THE REQUEST ->
Extract all of the data and reproduce it precisely.

[Records from a collection]

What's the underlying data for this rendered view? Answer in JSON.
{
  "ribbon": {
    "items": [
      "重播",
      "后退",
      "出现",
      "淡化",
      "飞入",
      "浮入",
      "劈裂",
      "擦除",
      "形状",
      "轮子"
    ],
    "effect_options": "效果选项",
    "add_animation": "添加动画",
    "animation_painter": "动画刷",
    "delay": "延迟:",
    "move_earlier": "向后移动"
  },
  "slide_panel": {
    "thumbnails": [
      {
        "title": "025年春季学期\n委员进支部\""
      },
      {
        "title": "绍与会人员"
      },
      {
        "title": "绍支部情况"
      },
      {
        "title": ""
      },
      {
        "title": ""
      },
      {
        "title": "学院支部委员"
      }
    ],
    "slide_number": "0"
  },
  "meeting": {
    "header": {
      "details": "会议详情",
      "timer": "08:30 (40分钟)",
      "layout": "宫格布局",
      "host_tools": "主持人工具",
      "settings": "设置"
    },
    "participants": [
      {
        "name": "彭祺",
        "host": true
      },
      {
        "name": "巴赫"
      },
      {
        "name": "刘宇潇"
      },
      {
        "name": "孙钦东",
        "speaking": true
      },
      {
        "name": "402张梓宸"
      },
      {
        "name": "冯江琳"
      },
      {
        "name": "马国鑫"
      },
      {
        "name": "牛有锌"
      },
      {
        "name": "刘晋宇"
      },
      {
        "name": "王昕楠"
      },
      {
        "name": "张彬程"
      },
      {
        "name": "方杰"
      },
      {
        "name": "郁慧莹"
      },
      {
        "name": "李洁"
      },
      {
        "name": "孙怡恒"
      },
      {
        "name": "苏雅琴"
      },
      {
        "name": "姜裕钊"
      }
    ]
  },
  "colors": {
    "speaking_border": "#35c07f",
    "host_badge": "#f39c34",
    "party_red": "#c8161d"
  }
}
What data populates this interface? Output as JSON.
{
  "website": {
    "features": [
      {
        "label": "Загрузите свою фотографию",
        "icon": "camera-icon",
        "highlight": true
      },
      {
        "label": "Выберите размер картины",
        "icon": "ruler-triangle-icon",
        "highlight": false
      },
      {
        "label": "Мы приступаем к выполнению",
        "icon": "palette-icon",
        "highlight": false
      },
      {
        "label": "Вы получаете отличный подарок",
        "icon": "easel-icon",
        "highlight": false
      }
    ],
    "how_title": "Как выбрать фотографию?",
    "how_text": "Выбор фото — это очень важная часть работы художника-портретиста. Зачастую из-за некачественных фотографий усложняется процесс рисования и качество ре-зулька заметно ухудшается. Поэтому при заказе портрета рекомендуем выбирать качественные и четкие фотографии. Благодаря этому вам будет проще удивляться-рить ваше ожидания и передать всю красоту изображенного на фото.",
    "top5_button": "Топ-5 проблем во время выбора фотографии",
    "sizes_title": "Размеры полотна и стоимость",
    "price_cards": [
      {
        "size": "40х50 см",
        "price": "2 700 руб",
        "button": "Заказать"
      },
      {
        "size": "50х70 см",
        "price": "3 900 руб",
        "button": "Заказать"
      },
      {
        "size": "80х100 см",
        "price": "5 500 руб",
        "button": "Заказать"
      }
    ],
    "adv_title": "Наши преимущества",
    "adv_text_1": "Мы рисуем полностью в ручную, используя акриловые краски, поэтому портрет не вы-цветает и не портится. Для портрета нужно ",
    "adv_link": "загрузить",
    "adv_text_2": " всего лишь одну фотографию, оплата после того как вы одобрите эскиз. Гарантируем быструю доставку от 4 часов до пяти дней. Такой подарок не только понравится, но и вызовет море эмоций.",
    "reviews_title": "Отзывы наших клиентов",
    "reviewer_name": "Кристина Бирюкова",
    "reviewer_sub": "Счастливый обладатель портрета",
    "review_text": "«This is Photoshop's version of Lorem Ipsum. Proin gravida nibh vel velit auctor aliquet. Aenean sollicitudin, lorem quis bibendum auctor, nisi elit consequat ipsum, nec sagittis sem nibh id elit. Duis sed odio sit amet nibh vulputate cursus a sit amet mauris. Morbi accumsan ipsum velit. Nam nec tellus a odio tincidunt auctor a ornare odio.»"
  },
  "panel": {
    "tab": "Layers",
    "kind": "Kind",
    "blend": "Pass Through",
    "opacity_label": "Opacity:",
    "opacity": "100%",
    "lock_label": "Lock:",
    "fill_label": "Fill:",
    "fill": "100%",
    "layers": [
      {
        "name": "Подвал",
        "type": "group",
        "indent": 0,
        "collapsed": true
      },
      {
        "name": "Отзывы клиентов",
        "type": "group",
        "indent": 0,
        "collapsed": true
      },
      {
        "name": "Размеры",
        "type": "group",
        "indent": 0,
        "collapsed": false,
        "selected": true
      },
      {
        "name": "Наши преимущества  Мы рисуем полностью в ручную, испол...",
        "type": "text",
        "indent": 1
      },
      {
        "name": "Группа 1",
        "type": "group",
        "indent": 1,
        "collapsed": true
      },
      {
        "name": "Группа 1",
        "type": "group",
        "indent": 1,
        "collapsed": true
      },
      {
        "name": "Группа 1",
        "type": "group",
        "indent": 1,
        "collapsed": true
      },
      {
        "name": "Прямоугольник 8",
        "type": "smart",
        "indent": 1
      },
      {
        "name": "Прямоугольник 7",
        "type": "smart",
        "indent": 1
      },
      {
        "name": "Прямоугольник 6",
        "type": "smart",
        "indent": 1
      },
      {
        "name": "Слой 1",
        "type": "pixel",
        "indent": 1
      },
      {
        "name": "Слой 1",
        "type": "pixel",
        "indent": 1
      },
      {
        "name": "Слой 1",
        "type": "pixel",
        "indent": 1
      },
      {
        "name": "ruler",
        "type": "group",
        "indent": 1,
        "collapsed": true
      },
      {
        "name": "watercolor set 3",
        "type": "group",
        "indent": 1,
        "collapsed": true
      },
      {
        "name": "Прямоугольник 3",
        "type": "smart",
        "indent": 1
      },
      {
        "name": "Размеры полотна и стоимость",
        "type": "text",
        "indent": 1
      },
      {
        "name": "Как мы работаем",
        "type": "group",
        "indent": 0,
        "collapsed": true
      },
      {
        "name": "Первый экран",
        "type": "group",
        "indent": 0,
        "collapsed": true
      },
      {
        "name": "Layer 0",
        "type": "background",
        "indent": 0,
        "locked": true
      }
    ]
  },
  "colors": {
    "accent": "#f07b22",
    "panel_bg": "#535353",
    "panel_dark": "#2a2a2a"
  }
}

RESULT OF THIS EXERCISE ->
What's the underlying data for this rendered view? Answer in JSON.
{
  "ribbon": {
    "items": [
      "重播",
      "后退",
      "出现",
      "淡化",
      "飞入",
      "浮入",
      "劈裂",
      "擦除",
      "形状",
      "轮子"
    ],
    "effect_options": "效果选项",
    "add_animation": "添加动画",
    "animation_painter": "动画刷",
    "delay": "延迟:",
    "move_earlier": "向后移动"
  },
  "slide_panel": {
    "thumbnails": [
      {
        "title": "025年春季学期\n委员进支部\""
      },
      {
        "title": "绍与会人员"
      },
      {
        "title": "绍支部情况"
      },
      {
        "title": ""
      },
      {
        "title": ""
      },
      {
        "title": "学院支部委员"
      }
    ],
    "slide_number": "0"
  },
  "meeting": {
    "header": {
      "details": "会议详情",
      "timer": "08:30 (40分钟)",
      "layout": "宫格布局",
      "host_tools": "主持人工具",
      "settings": "设置"
    },
    "participants": [
      {
        "name": "彭祺",
        "host": true
      },
      {
        "name": "巴赫"
      },
      {
        "name": "刘宇潇"
      },
      {
        "name": "孙钦东",
        "speaking": true
      },
      {
        "name": "402张梓宸"
      },
      {
        "name": "冯江琳"
      },
      {
        "name": "马国鑫"
      },
      {
        "name": "牛有锌"
      },
      {
        "name": "刘晋宇"
      },
      {
        "name": "王昕楠"
      },
      {
        "name": "张彬程"
      },
      {
        "name": "方杰"
      },
      {
        "name": "郁慧莹"
      },
      {
        "name": "李洁"
      },
      {
        "name": "孙怡恒"
      },
      {
        "name": "苏雅琴"
      },
      {
        "name": "姜裕钊"
      }
    ]
  },
  "colors": {
    "speaking_border": "#35c07f",
    "host_badge": "#f39c34",
    "party_red": "#c8161d"
  }
}
What data populates this interface? Output as JSON.
{
  "website": {
    "features": [
      {
        "label": "Загрузите свою фотографию",
        "icon": "camera-icon",
        "highlight": true
      },
      {
        "label": "Выберите размер картины",
        "icon": "ruler-triangle-icon",
        "highlight": false
      },
      {
        "label": "Мы приступаем к выполнению",
        "icon": "palette-icon",
        "highlight": false
      },
      {
        "label": "Вы получаете отличный подарок",
        "icon": "easel-icon",
        "highlight": false
      }
    ],
    "how_title": "Как выбрать фотографию?",
    "how_text": "Выбор фото — это очень важная часть работы художника-портретиста. Зачастую из-за некачественных фотографий усложняется процесс рисования и качество ре-зулька заметно ухудшается. Поэтому при заказе портрета рекомендуем выбирать качественные и четкие фотографии. Благодаря этому вам будет проще удивляться-рить ваше ожидания и передать всю красоту изображенного на фото.",
    "top5_button": "Топ-5 проблем во время выбора фотографии",
    "sizes_title": "Размеры полотна и стоимость",
    "price_cards": [
      {
        "size": "40х50 см",
        "price": "2 700 руб",
        "button": "Заказать"
      },
      {
        "size": "50х70 см",
        "price": "3 900 руб",
        "button": "Заказать"
      },
      {
        "size": "80х100 см",
        "price": "5 500 руб",
        "button": "Заказать"
      }
    ],
    "adv_title": "Наши преимущества",
    "adv_text_1": "Мы рисуем полностью в ручную, используя акриловые краски, поэтому портрет не вы-цветает и не портится. Для портрета нужно ",
    "adv_link": "загрузить",
    "adv_text_2": " всего лишь одну фотографию, оплата после того как вы одобрите эскиз. Гарантируем быструю доставку от 4 часов до пяти дней. Такой подарок не только понравится, но и вызовет море эмоций.",
    "reviews_title": "Отзывы наших клиентов",
    "reviewer_name": "Кристина Бирюкова",
    "reviewer_sub": "Счастливый обладатель портрета",
    "review_text": "«This is Photoshop's version of Lorem Ipsum. Proin gravida nibh vel velit auctor aliquet. Aenean sollicitudin, lorem quis bibendum auctor, nisi elit consequat ipsum, nec sagittis sem nibh id elit. Duis sed odio sit amet nibh vulputate cursus a sit amet mauris. Morbi accumsan ipsum velit. Nam nec tellus a odio tincidunt auctor a ornare odio.»"
  },
  "panel": {
    "tab": "Layers",
    "kind": "Kind",
    "blend": "Pass Through",
    "opacity_label": "Opacity:",
    "opacity": "100%",
    "lock_label": "Lock:",
    "fill_label": "Fill:",
    "fill": "100%",
    "layers": [
      {
        "name": "Подвал",
        "type": "group",
        "indent": 0,
        "collapsed": true
      },
      {
        "name": "Отзывы клиентов",
        "type": "group",
        "indent": 0,
        "collapsed": true
      },
      {
        "name": "Размеры",
        "type": "group",
        "indent": 0,
        "collapsed": false,
        "selected": true
      },
      {
        "name": "Наши преимущества  Мы рисуем полностью в ручную, испол...",
        "type": "text",
        "indent": 1
      },
      {
        "name": "Группа 1",
        "type": "group",
        "indent": 1,
        "collapsed": true
      },
      {
        "name": "Группа 1",
        "type": "group",
        "indent": 1,
        "collapsed": true
      },
      {
        "name": "Группа 1",
        "type": "group",
        "indent": 1,
        "collapsed": true
      },
      {
        "name": "Прямоугольник 8",
        "type": "smart",
        "indent": 1
      },
      {
        "name": "Прямоугольник 7",
        "type": "smart",
        "indent": 1
      },
      {
        "name": "Прямоугольник 6",
        "type": "smart",
        "indent": 1
      },
      {
        "name": "Слой 1",
        "type": "pixel",
        "indent": 1
      },
      {
        "name": "Слой 1",
        "type": "pixel",
        "indent": 1
      },
      {
        "name": "Слой 1",
        "type": "pixel",
        "indent": 1
      },
      {
        "name": "ruler",
        "type": "group",
        "indent": 1,
        "collapsed": true
      },
      {
        "name": "watercolor set 3",
        "type": "group",
        "indent": 1,
        "collapsed": true
      },
      {
        "name": "Прямоугольник 3",
        "type": "smart",
        "indent": 1
      },
      {
        "name": "Размеры полотна и стоимость",
        "type": "text",
        "indent": 1
      },
      {
        "name": "Как мы работаем",
        "type": "group",
        "indent": 0,
        "collapsed": true
      },
      {
        "name": "Первый экран",
        "type": "group",
        "indent": 0,
        "collapsed": true
      },
      {
        "name": "Layer 0",
        "type": "background",
        "indent": 0,
        "locked": true
      }
    ]
  },
  "colors": {
    "accent": "#f07b22",
    "panel_bg": "#535353",
    "panel_dark": "#2a2a2a"
  }
}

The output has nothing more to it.